Some records
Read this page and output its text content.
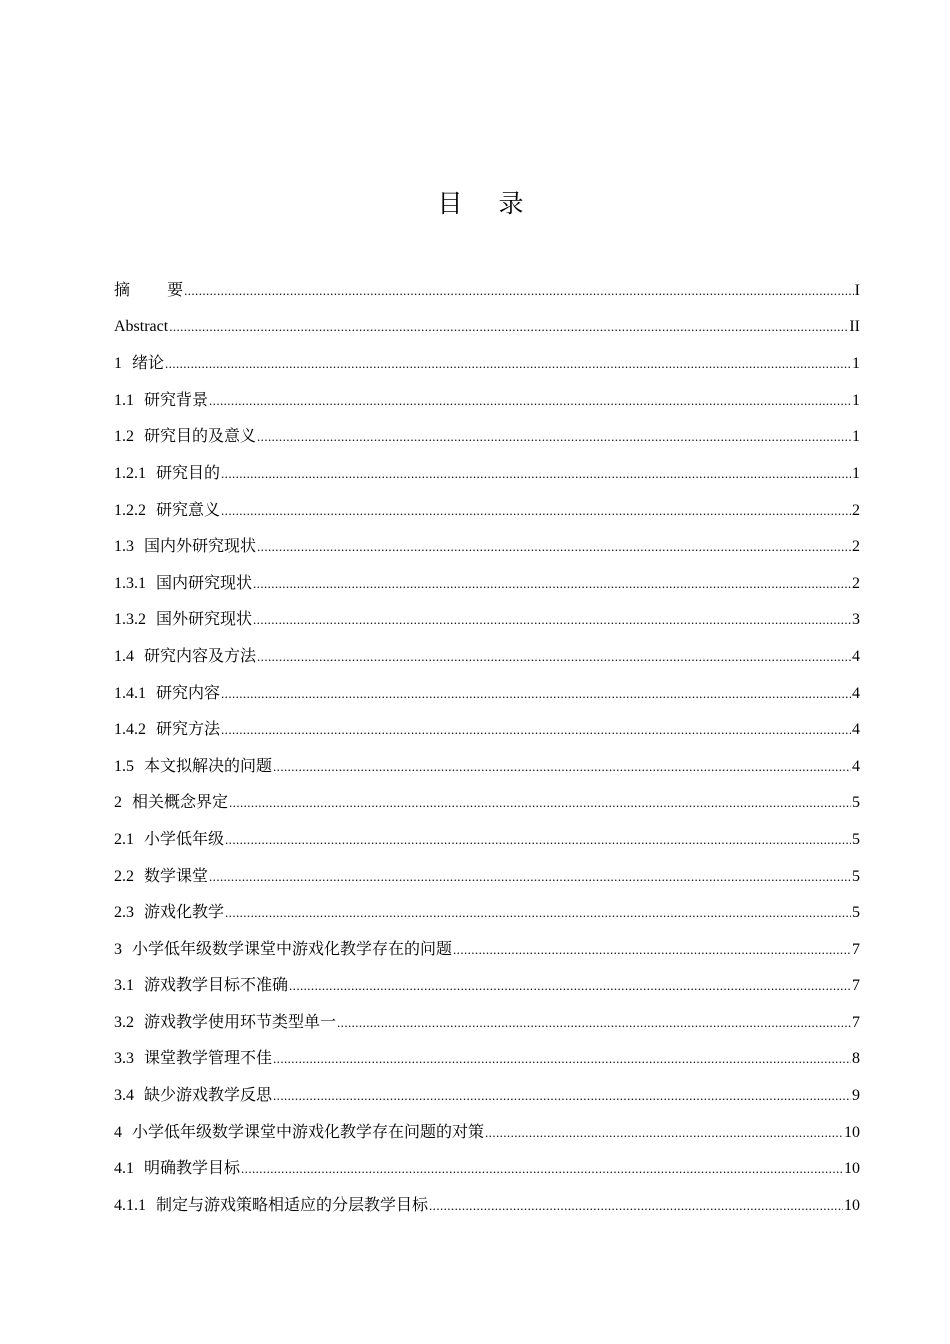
目 录
摘 要 .....	I
Abstract .....	II
1 绪论 .....	1
1.1 研究背景 .....	1
1.2 研究目的及意义 .....	1
1.2.1 研究目的 .....	1
1.2.2 研究意义 .....	2
1.3 国内外研究现状 .....	2
1.3.1 国内研究现状 .....	2
1.3.2 国外研究现状 .....	3
1.4 研究内容及方法 .....	4
1.4.1 研究内容 .....	4
1.4.2 研究方法 .....	4
1.5 本文拟解决的问题 .....	4
2 相关概念界定 .....	5
2.1 小学低年级 .....	5
2.2 数学课堂 .....	5
2.3 游戏化教学 .....	5
3 小学低年级数学课堂中游戏化教学存在的问题 .....	7
3.1 游戏教学目标不准确 .....	7
3.2 游戏教学使用环节类型单一 .....	7
3.3 课堂教学管理不佳 .....	8
3.4 缺少游戏教学反思 .....	9
4 小学低年级数学课堂中游戏化教学存在问题的对策 .....	10
4.1 明确教学目标 .....	10
4.1.1 制定与游戏策略相适应的分层教学目标 .....	10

▶ Instruction
Transcribe the complete set of entries verbatim. No pictures belong in the copy.

▶ Final answer
Read this page and output its text content.
目 录
摘 要 .....	I
Abstract .....	II
1 绪论 .....	1
1.1 研究背景 .....	1
1.2 研究目的及意义 .....	1
1.2.1 研究目的 .....	1
1.2.2 研究意义 .....	2
1.3 国内外研究现状 .....	2
1.3.1 国内研究现状 .....	2
1.3.2 国外研究现状 .....	3
1.4 研究内容及方法 .....	4
1.4.1 研究内容 .....	4
1.4.2 研究方法 .....	4
1.5 本文拟解决的问题 .....	4
2 相关概念界定 .....	5
2.1 小学低年级 .....	5
2.2 数学课堂 .....	5
2.3 游戏化教学 .....	5
3 小学低年级数学课堂中游戏化教学存在的问题 .....	7
3.1 游戏教学目标不准确 .....	7
3.2 游戏教学使用环节类型单一 .....	7
3.3 课堂教学管理不佳 .....	8
3.4 缺少游戏教学反思 .....	9
4 小学低年级数学课堂中游戏化教学存在问题的对策 .....	10
4.1 明确教学目标 .....	10
4.1.1 制定与游戏策略相适应的分层教学目标 .....	10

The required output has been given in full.